■ Entries shown
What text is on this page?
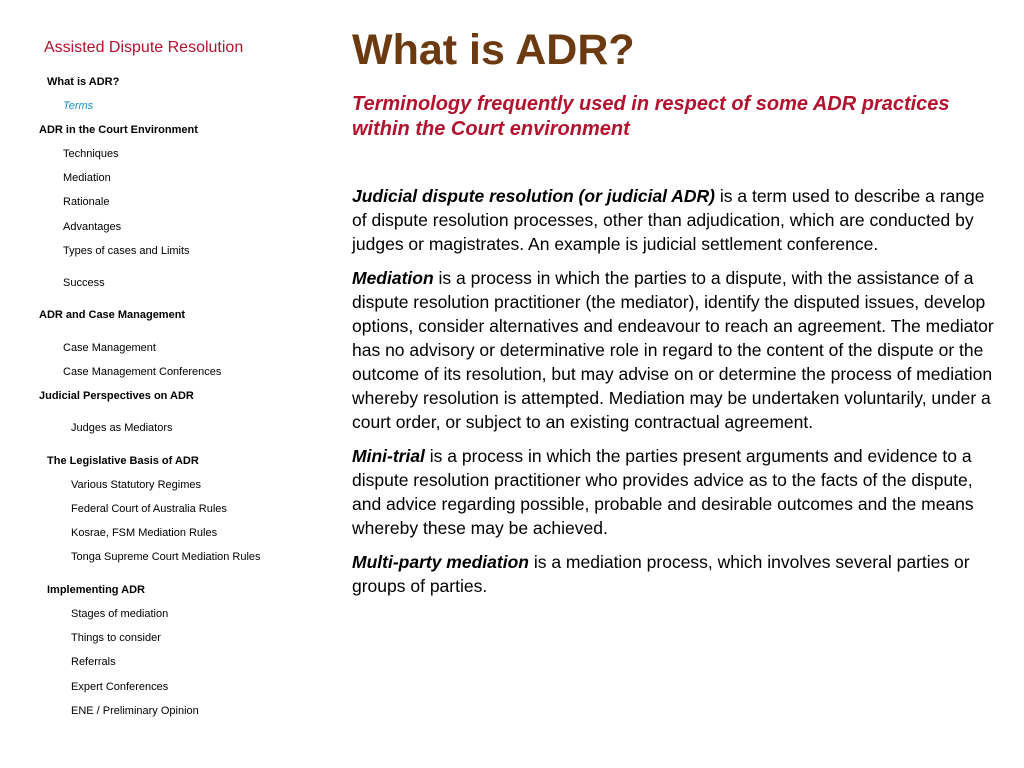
Assisted Dispute Resolution
What is ADR?
Terms
ADR in the Court Environment
Techniques
Mediation
Rationale
Advantages
Types of cases and Limits
Success
ADR and Case Management
Case Management
Case Management Conferences
Judicial Perspectives on ADR
Judges as Mediators
The Legislative Basis of ADR
Various Statutory Regimes
Federal Court of Australia Rules
Kosrae, FSM Mediation Rules
Tonga Supreme Court Mediation Rules
Implementing ADR
Stages of mediation
Things to consider
Referrals
Expert Conferences
ENE / Preliminary Opinion
What is ADR?
Terminology frequently used in respect of some ADR practices within the Court environment

Judicial dispute resolution (or judicial ADR) is a term used to describe a range of dispute resolution processes, other than adjudication, which are conducted by judges or magistrates. An example is judicial settlement conference.

Mediation is a process in which the parties to a dispute, with the assistance of a dispute resolution practitioner (the mediator), identify the disputed issues, develop options, consider alternatives and endeavour to reach an agreement. The mediator has no advisory or determinative role in regard to the content of the dispute or the outcome of its resolution, but may advise on or determine the process of mediation whereby resolution is attempted. Mediation may be undertaken voluntarily, under a court order, or subject to an existing contractual agreement.

Mini-trial is a process in which the parties present arguments and evidence to a dispute resolution practitioner who provides advice as to the facts of the dispute, and advice regarding possible, probable and desirable outcomes and the means whereby these may be achieved.

Multi-party mediation is a mediation process, which involves several parties or groups of parties.
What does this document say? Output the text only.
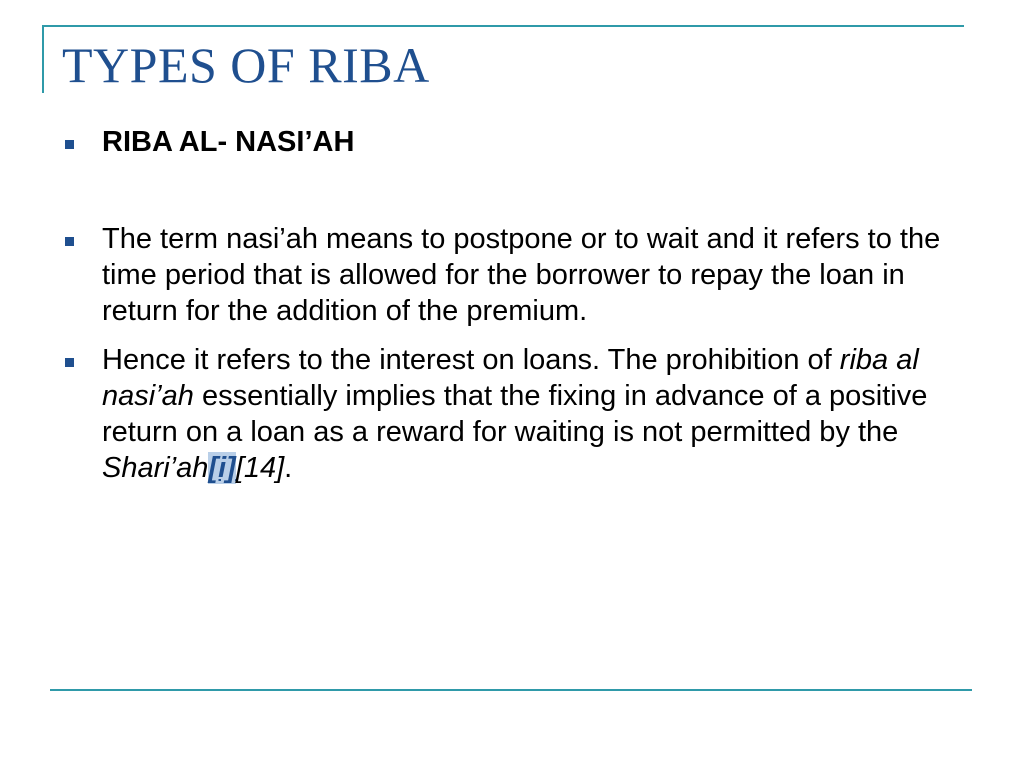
TYPES OF RIBA
RIBA AL- NASI’AH
The term nasi’ah means to postpone or to wait and it refers to the time period that is allowed for the borrower to repay the loan in return for the addition of the premium.
Hence it refers to the interest on loans. The prohibition of riba al nasi’ah essentially implies that the fixing in advance of a positive return on a loan as a reward for waiting is not permitted by the Shari’ah[i][14].
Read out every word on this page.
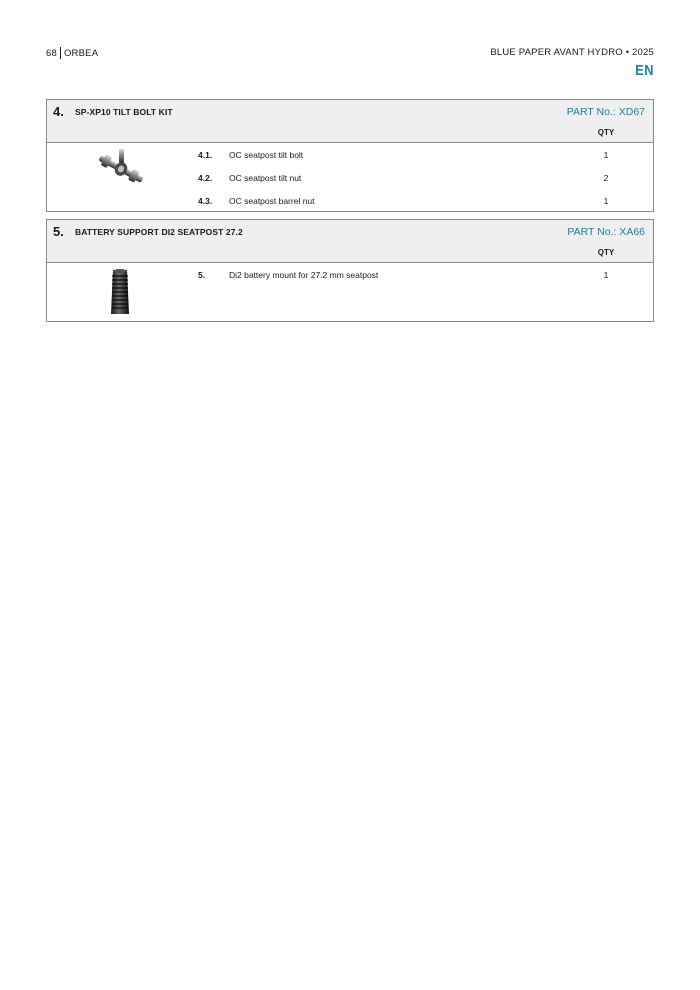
68 ORBEA	BLUE PAPER AVANT HYDRO • 2025
EN
4. SP-XP10 TILT BOLT KIT	PART No.: XD67
QTY
4.1. OC seatpost tilt bolt	1
4.2. OC seatpost tilt nut	2
4.3. OC seatpost barrel nut	1
5. BATTERY SUPPORT DI2 SEATPOST 27.2	PART No.: XA66
QTY
5.	Di2 battery mount for 27.2 mm seatpost	1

■ The request
Reproduce every line from the entries that holds the word "loan".

■ Response to the task
The term nasi’ah means to postpone or to wait and it refers to the time period that is allowed for the borrower to repay the loan in return for the addition of the premium.
Hence it refers to the interest on loans. The prohibition of riba al nasi’ah essentially implies that the fixing in advance of a positive return on a loan as a reward for waiting is not permitted by the Shari’ah[i][14].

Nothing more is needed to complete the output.